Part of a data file
**********

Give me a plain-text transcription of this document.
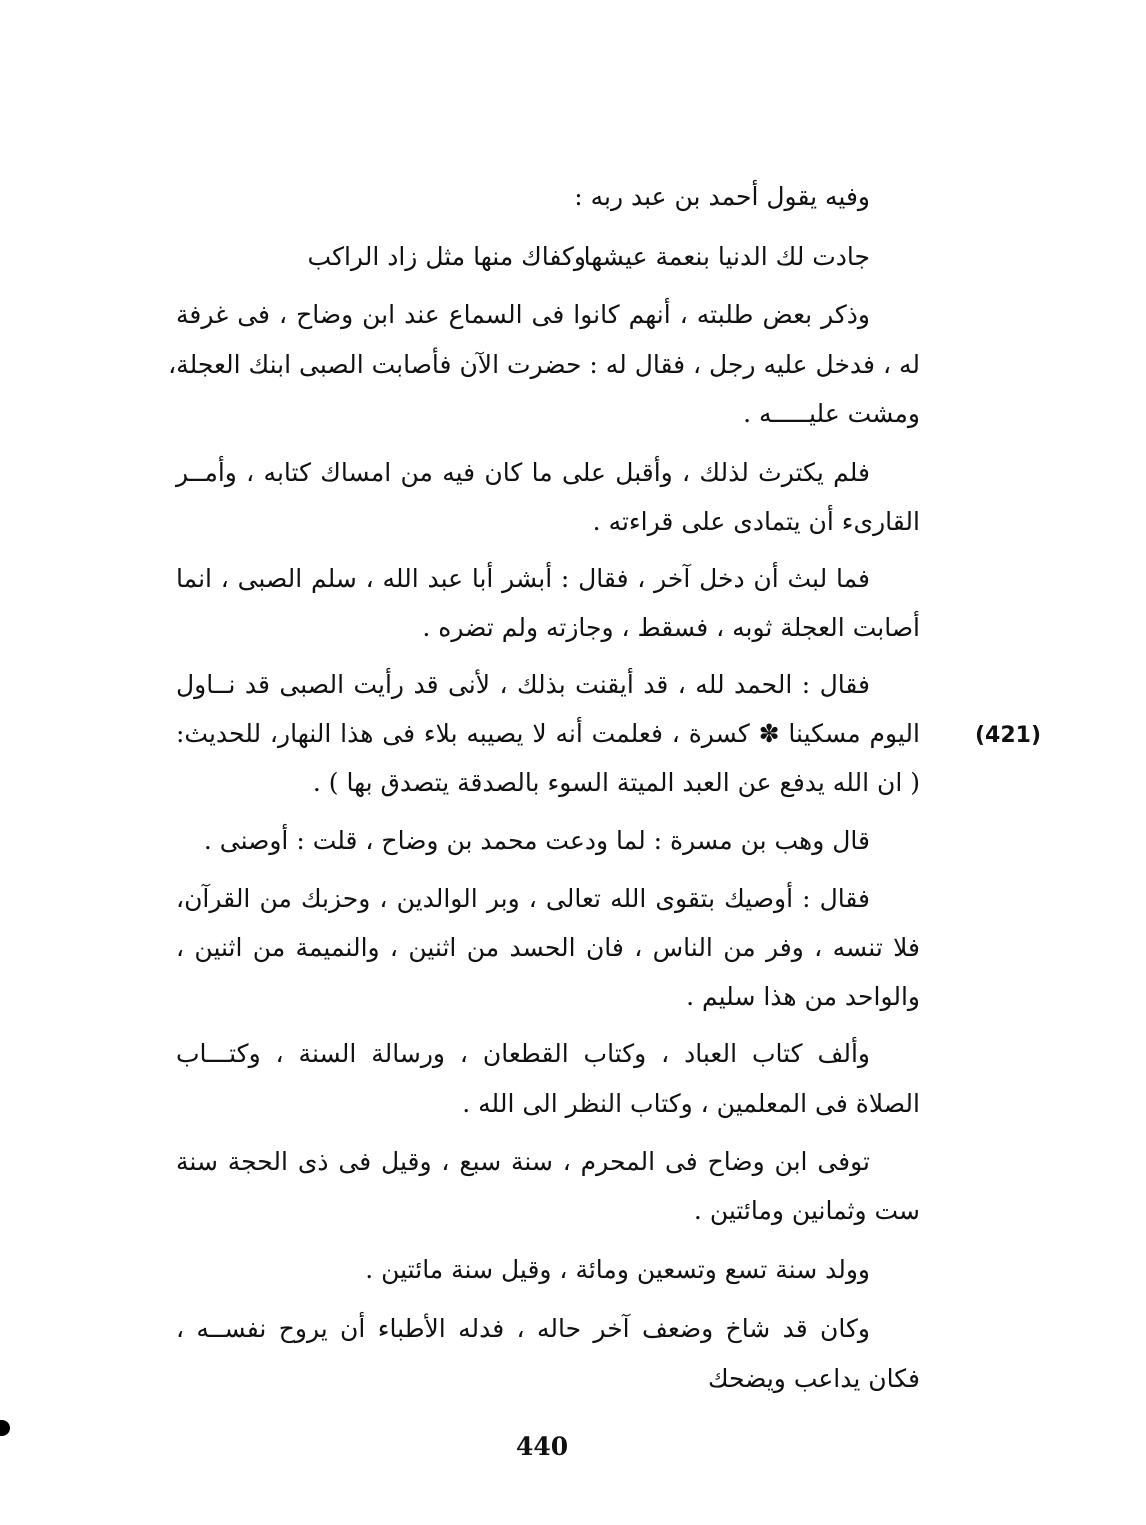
وفيه يقول أحمد بن عبد ربه :
جادت لك الدنيا بنعمة عيشها
وكفاك منها مثل زاد الراكب
وذكر بعض طلبته ، أنهم كانوا فى السماع عند ابن وضاح ، فى غرفة
له ، فدخل عليه رجل ، فقال له : حضرت الآن فأصابت الصبى ابنك العجلة،
ومشت عليـــــه .
فلم يكترث لذلك ، وأقبل على ما كان فيه من امساك كتابه ، وأمــر
القارىء أن يتمادى على قراءته .
فما لبث أن دخل آخر ، فقال : أبشر أبا عبد الله ، سلم الصبى ، انما
أصابت العجلة ثوبه ، فسقط ، وجازته ولم تضره .
فقال : الحمد لله ، قد أيقنت بذلك ، لأنى قد رأيت الصبى قد نــاول
اليوم مسكينا ✽ كسرة ، فعلمت أنه لا يصيبه بلاء فى هذا النهار، للحديث:
( ان الله يدفع عن العبد الميتة السوء بالصدقة يتصدق بها ) .
قال وهب بن مسرة : لما ودعت محمد بن وضاح ، قلت : أوصنى .
فقال : أوصيك بتقوى الله تعالى ، وبر الوالدين ، وحزبك من القرآن،
فلا تنسه ، وفر من الناس ، فان الحسد من اثنين ، والنميمة من اثنين ،
والواحد من هذا سليم .
وألف كتاب العباد ، وكتاب القطعان ، ورسالة السنة ، وكتـــاب
الصلاة فى المعلمين ، وكتاب النظر الى الله .
توفى ابن وضاح فى المحرم ، سنة سبع ، وقيل فى ذى الحجة سنة
ست وثمانين ومائتين .
وولد سنة تسع وتسعين ومائة ، وقيل سنة مائتين .
وكان قد شاخ وضعف آخر حاله ، فدله الأطباء أن يروح نفســه ،
فكان يداعب ويضحك
(421)
440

**********

* What is asked:
Scan the material above. Copy each line where "الصبى" occurs.

* Exercise response:
له ، فدخل عليه رجل ، فقال له : حضرت الآن فأصابت الصبى ابنك العجلة،
فما لبث أن دخل آخر ، فقال : أبشر أبا عبد الله ، سلم الصبى ، انما
فقال : الحمد لله ، قد أيقنت بذلك ، لأنى قد رأيت الصبى قد نــاول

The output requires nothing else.